Written exercise: Return all lines below containing the word "image".

Data for the task:

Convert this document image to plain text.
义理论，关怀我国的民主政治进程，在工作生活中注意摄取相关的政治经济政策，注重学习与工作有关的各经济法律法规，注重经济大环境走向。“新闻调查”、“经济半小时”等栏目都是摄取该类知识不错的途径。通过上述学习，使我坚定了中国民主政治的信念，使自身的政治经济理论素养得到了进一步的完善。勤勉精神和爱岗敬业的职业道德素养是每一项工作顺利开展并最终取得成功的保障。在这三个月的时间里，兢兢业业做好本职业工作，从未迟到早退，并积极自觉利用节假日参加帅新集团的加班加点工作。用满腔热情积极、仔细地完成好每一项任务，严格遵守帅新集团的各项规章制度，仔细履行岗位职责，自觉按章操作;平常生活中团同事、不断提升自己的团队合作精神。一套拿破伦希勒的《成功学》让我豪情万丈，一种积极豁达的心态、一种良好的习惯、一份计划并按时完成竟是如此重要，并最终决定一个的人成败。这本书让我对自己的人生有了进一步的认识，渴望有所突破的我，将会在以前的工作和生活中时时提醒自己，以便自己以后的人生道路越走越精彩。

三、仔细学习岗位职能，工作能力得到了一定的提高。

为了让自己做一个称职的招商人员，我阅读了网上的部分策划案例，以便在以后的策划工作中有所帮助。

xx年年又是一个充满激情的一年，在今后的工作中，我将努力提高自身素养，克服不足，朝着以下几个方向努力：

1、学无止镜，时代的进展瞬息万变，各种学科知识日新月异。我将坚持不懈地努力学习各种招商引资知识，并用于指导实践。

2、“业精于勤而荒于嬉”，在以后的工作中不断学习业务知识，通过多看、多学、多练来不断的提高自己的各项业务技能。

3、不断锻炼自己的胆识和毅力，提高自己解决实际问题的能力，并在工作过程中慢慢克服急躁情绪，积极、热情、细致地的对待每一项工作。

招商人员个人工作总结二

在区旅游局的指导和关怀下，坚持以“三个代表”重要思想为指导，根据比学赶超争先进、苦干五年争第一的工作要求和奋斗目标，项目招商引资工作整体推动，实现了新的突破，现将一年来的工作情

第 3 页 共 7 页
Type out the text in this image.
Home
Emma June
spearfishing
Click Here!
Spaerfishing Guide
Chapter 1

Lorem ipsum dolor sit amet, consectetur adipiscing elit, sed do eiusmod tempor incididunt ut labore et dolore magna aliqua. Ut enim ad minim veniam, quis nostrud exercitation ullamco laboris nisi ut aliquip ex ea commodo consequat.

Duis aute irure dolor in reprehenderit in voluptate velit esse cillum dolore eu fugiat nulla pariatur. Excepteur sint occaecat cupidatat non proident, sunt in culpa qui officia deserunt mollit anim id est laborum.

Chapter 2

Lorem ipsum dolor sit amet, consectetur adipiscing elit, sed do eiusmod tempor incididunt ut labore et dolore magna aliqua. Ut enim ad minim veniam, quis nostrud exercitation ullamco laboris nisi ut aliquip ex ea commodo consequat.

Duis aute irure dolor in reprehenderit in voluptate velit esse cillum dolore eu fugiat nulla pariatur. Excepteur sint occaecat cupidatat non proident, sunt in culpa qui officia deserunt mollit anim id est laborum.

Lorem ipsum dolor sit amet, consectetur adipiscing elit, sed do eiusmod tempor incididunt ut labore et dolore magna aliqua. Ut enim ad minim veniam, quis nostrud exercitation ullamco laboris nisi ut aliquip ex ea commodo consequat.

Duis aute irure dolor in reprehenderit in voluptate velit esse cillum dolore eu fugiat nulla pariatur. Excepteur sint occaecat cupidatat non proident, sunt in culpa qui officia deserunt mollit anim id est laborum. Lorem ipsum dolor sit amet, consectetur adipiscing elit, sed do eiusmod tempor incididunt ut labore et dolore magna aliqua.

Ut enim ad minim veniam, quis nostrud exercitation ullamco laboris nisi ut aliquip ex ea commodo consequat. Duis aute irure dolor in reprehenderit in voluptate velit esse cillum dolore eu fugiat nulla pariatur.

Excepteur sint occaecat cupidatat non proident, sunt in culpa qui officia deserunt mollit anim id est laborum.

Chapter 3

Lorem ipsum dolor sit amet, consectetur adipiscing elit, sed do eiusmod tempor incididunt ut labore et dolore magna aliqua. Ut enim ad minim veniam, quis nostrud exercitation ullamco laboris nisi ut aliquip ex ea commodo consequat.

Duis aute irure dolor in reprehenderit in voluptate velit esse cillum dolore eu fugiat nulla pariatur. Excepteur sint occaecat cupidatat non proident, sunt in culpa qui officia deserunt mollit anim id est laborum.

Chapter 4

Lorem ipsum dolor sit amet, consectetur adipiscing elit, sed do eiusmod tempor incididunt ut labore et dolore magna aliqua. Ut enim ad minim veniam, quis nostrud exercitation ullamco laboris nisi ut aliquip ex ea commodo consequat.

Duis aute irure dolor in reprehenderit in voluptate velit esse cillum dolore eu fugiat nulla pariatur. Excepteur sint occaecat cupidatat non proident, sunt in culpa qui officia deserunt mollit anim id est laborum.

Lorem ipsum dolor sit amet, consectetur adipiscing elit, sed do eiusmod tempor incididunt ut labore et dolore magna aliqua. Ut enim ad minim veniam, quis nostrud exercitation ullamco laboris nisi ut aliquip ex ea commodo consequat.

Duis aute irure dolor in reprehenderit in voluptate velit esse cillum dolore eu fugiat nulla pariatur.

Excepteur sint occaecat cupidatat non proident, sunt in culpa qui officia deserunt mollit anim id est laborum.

The response:
Convert this document image to plain text.
Type out the text in this image.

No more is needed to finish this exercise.